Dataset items
------------------------------

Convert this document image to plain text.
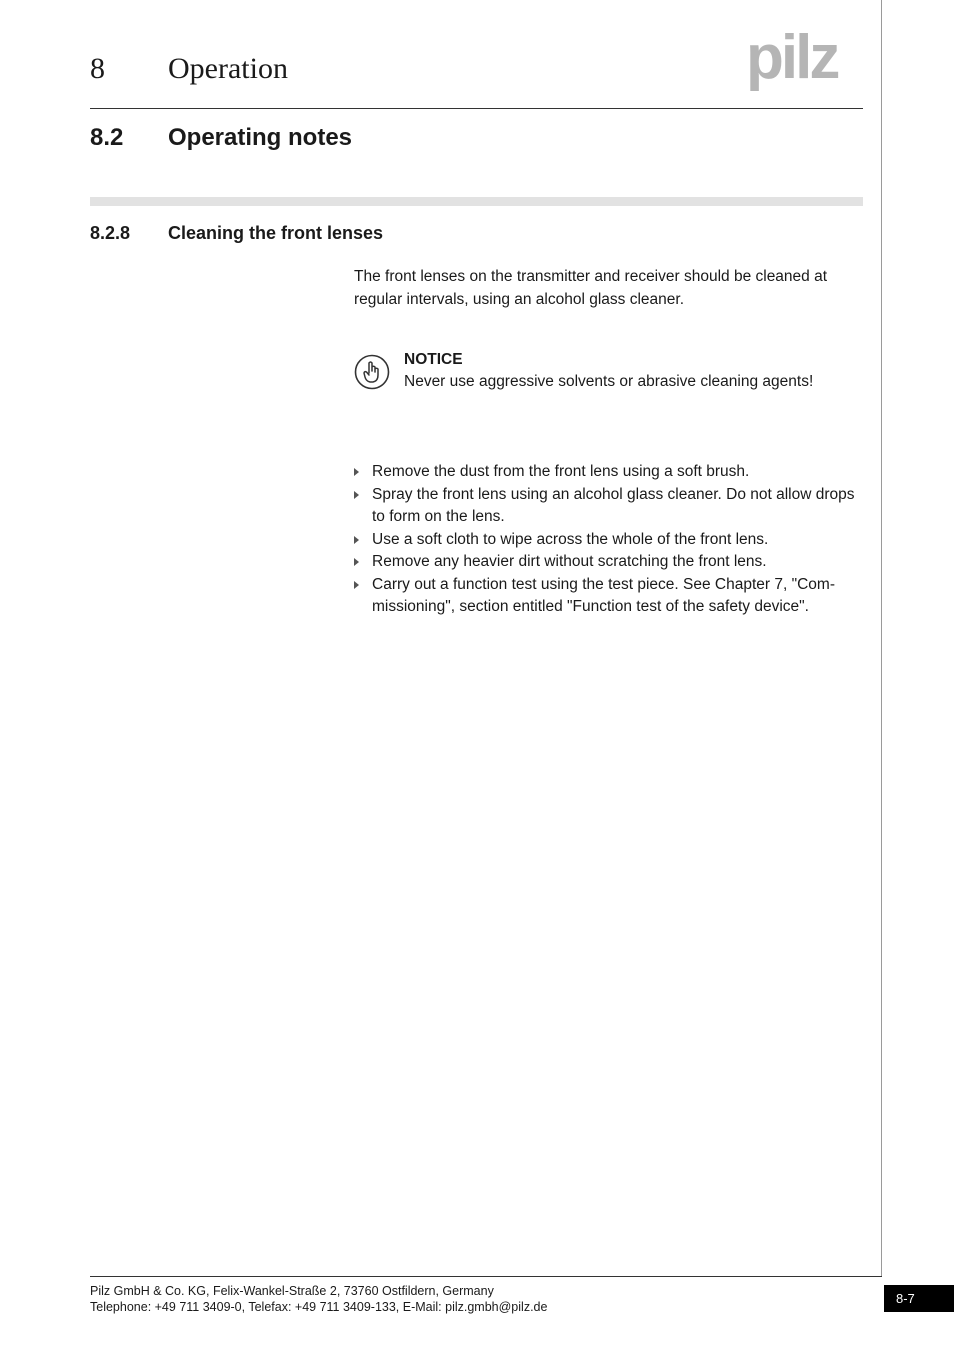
8 Operation	pilz
8.2 Operating notes
8.2.8 Cleaning the front lenses

The front lenses on the transmitter and receiver should be cleaned at regular intervals, using an alcohol glass cleaner.

NOTICE
Never use aggressive solvents or abrasive cleaning agents!
Remove the dust from the front lens using a soft brush.
Spray the front lens using an alcohol glass cleaner. Do not allow drops to form on the lens.
Use a soft cloth to wipe across the whole of the front lens.
Remove any heavier dirt without scratching the front lens.
Carry out a function test using the test piece. See Chapter 7, "Com-missioning", section entitled "Function test of the safety device".
Pilz GmbH & Co. KG, Felix-Wankel-Straße 2, 73760 Ostfildern, Germany
Telephone: +49 711 3409-0, Telefax: +49 711 3409-133, E-Mail: pilz.gmbh@pilz.de
8-7
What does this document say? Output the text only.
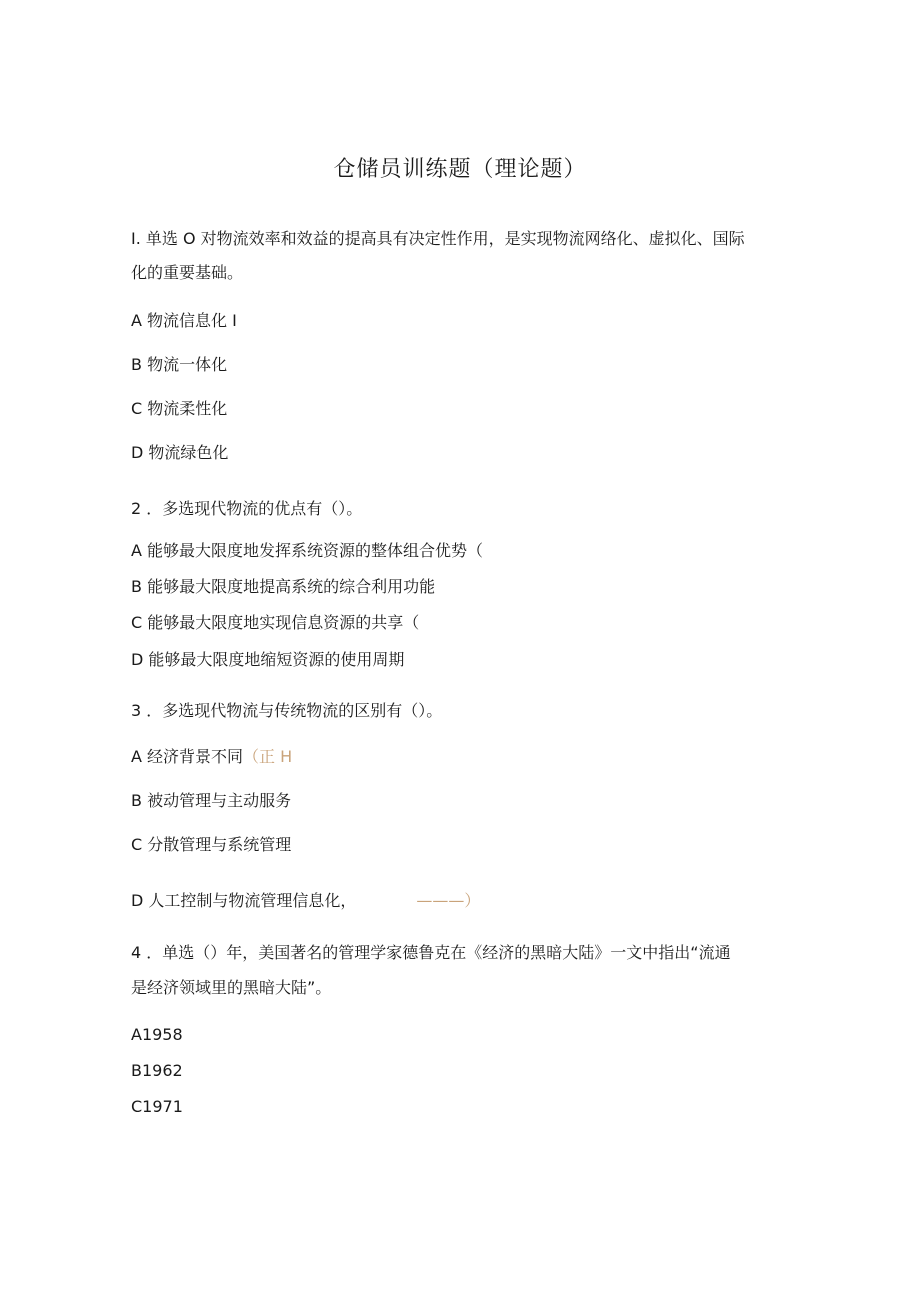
仓储员训练题（理论题）
I. 单选 O 对物流效率和效益的提高具有决定性作用，是实现物流网络化、虚拟化、国际
化的重要基础。
A 物流信息化 I
B 物流一体化
C 物流柔性化
D 物流绿色化
2 ．多选现代物流的优点有（）。
A 能够最大限度地发挥系统资源的整体组合优势（
B 能够最大限度地提高系统的综合利用功能
C 能够最大限度地实现信息资源的共享（
D 能够最大限度地缩短资源的使用周期
3 ．多选现代物流与传统物流的区别有（）。
A 经济背景不同（正 H
B 被动管理与主动服务
C 分散管理与系统管理
D 人工控制与物流管理信息化，	———）
4 ．单选（）年，美国著名的管理学家德鲁克在《经济的黑暗大陆》一文中指出“流通
是经济领域里的黑暗大陆”。
A1958
B1962
C1971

------------------------------

What this task involves: Leave every image out, and retype the material exactly.

Expected answer:
Convert this document image to plain text.
8 Operation	pilz
8.2 Operating notes
8.2.8 Cleaning the front lenses

The front lenses on the transmitter and receiver should be cleaned at regular intervals, using an alcohol glass cleaner.

NOTICE
Never use aggressive solvents or abrasive cleaning agents!
Remove the dust from the front lens using a soft brush.
Spray the front lens using an alcohol glass cleaner. Do not allow drops to form on the lens.
Use a soft cloth to wipe across the whole of the front lens.
Remove any heavier dirt without scratching the front lens.
Carry out a function test using the test piece. See Chapter 7, "Com-missioning", section entitled "Function test of the safety device".
Pilz GmbH & Co. KG, Felix-Wankel-Straße 2, 73760 Ostfildern, Germany
Telephone: +49 711 3409-0, Telefax: +49 711 3409-133, E-Mail: pilz.gmbh@pilz.de
8-7
What does this document say? Output the text only.
仓储员训练题（理论题）
I. 单选 O 对物流效率和效益的提高具有决定性作用，是实现物流网络化、虚拟化、国际
化的重要基础。
A 物流信息化 I
B 物流一体化
C 物流柔性化
D 物流绿色化
2 ．多选现代物流的优点有（）。
A 能够最大限度地发挥系统资源的整体组合优势（
B 能够最大限度地提高系统的综合利用功能
C 能够最大限度地实现信息资源的共享（
D 能够最大限度地缩短资源的使用周期
3 ．多选现代物流与传统物流的区别有（）。
A 经济背景不同（正 H
B 被动管理与主动服务
C 分散管理与系统管理
D 人工控制与物流管理信息化，	———）
4 ．单选（）年，美国著名的管理学家德鲁克在《经济的黑暗大陆》一文中指出“流通
是经济领域里的黑暗大陆”。
A1958
B1962
C1971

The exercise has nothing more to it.